- **阅读材料**:
确保培养基配制过程中的无菌操作，‌关键在于从环境、器材、操作流程到成品保存的全链条控制，核心是防止外界微生物污染培养基，确保其在灭菌后至使用前始终保持无菌状态‌。任何环节的疏漏都可能导致后续微生物培养失败或实验结果失真，因此必须严格执行标准化操作规范。

一、配制前的准备工作：创造无菌环境与器材

操作空间消毒‌

使用超净工作台或生物安全柜作为主要操作区域；

操作前30分钟开启紫外灯照射20–30分钟，杀灭空气中悬浮的微生物；

用70%酒精喷雾擦拭台面、器皿和工具表面。

器材灭菌处理‌

所有玻璃器皿（烧杯、量筒、三角瓶等）需经干热灭菌（180℃，2小时）或高压蒸汽灭菌（121℃，15–30分钟）；

橡胶塞、棉塞等用牛皮纸包好后高压灭菌；

移液管、接种环等金属工具采用火焰灼烧灭菌。

- **可用数据**:
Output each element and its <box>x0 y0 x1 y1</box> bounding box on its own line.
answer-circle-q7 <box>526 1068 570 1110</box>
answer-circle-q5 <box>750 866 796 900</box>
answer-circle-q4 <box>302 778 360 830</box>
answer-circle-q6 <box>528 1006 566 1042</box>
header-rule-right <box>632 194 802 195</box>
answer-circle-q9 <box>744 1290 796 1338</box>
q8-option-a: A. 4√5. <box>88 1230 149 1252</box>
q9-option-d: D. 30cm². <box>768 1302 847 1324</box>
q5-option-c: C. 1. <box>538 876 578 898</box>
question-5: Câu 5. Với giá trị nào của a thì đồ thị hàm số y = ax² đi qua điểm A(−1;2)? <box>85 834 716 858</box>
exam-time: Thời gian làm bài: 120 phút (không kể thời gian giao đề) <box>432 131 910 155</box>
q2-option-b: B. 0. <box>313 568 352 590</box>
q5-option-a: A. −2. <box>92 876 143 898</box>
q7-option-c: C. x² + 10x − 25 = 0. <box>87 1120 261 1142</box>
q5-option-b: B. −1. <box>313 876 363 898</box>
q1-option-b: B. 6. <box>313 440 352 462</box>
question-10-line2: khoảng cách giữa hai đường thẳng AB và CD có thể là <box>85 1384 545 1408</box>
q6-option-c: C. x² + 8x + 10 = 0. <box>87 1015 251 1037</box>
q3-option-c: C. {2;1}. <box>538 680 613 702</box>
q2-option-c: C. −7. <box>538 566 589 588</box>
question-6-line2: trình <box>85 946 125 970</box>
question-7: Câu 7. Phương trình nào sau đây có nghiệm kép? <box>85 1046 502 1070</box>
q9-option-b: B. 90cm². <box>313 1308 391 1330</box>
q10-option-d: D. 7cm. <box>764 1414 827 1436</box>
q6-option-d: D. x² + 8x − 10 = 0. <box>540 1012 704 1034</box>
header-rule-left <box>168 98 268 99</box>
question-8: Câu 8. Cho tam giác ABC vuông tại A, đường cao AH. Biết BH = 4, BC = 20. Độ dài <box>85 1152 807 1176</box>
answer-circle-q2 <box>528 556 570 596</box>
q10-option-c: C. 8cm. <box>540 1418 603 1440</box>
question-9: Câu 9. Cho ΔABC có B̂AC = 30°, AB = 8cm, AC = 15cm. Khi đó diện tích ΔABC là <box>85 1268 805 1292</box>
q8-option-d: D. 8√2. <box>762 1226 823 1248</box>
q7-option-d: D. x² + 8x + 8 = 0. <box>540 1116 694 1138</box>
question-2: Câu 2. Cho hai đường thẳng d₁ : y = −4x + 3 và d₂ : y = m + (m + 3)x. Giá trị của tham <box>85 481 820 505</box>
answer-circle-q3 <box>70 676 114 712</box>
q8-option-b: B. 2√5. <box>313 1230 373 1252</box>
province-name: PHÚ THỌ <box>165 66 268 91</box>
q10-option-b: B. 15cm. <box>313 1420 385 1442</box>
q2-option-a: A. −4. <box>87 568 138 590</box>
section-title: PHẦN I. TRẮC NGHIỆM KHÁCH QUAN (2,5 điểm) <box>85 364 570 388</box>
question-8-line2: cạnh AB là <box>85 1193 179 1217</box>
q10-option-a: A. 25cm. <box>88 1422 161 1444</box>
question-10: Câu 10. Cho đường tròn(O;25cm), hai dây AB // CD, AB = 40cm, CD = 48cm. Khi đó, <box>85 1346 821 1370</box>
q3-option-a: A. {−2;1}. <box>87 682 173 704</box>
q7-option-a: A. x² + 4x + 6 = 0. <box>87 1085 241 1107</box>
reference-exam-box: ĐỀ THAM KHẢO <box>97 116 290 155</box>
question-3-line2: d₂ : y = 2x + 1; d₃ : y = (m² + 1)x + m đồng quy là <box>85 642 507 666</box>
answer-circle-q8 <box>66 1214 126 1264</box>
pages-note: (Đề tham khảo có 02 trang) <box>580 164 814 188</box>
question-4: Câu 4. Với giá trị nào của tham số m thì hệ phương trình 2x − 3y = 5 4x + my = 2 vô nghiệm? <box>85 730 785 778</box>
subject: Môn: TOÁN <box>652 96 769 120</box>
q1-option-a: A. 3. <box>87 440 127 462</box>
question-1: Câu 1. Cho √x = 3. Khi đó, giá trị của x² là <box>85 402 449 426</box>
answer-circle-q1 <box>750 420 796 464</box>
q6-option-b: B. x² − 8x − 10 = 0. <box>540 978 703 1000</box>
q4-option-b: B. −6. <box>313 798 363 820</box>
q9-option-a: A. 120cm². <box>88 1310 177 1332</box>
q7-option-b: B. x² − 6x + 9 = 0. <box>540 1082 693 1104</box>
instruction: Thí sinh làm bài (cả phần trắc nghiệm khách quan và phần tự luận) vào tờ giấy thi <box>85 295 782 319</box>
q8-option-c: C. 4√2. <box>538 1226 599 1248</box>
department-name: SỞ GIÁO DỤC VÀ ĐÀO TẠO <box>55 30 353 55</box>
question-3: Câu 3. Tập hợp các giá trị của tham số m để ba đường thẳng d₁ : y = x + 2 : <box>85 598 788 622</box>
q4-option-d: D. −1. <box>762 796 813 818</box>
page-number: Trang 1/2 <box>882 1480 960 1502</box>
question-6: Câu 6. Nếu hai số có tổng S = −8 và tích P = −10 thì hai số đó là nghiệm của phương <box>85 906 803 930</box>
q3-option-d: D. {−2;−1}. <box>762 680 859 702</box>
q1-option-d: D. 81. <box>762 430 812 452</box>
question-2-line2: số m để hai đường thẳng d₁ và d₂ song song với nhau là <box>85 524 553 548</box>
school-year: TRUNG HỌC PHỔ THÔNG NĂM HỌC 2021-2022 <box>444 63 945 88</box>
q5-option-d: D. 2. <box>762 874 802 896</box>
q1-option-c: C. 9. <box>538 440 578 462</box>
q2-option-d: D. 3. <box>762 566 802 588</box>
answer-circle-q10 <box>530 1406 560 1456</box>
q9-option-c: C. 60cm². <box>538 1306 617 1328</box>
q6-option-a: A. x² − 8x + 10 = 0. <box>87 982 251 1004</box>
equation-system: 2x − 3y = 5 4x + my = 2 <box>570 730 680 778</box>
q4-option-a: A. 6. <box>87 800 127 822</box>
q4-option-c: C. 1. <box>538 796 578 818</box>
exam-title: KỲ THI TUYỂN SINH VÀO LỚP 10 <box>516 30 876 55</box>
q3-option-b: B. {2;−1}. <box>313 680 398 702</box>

- **任务要求 A**:
根据培养基无菌配制一文，回答下列问题，每题一行，答案按相同编号标出：
(i) 操作前开启紫外灯，照射多长时间？
(ii) 玻璃器皿干热灭菌的温度和时间各是多少？
(iii) 移液管、接种环等金属工具采用什么方法灭菌？
- **任务要求 B**: 接续培养基无菌配制一文，从其最后一句之后往下写。

- **练习答案 A**:
(i) 20–30分钟。
(ii) 180℃，2小时。
(iii) 火焰灼烧灭菌。

- **练习答案 B**:
个人防护‌

操作人员穿戴洁净实验服、口罩、手套；

进入操作区前用75%酒精消毒双手，避免人体携带微生物污染环境。

二、配制过程中的无菌控制：关键操作要点

称量与溶解‌

使用已灭菌的称量纸或容器，避免直接接触未灭菌物品；

溶解时加盖铝箔或棉塞，防止空气中微生物落入溶液中。

pH调节‌

调节pH应在加热溶解后、分装前进行；

使用已灭菌的pH计探头或一次性试纸，避免交叉污染。

分装操作‌

在超净台内进行分装，动作迅速且平稳；

分装容器口部通过火焰灼烧灭菌后再加盖或塞棉塞；

避免液体沾染瓶口，否则易引发污染。

添加热敏感成分‌

如抗生素、血清、酶等应在培养基冷却至50℃左右时加入；

添加前对试剂进行过滤除菌（0.22 μm滤膜），并在火焰旁操作。

三、灭菌处理：确保杀灭微生物

高压蒸汽灭菌‌

常规培养基采用121℃、15–30分钟湿热灭菌；

灭菌前排尽灭菌锅内冷空气，否则影响灭菌效果；

大体积培养基（>1000 mL）需延长灭菌时间或降低温度（如115℃）以保护热敏感成分。

过滤灭菌‌

对不耐高温的成分（如某些抗生素、维生素）使用0.22 μm无菌滤膜过滤；

过滤装置需预先灭菌，滤膜使用前用无菌水润湿。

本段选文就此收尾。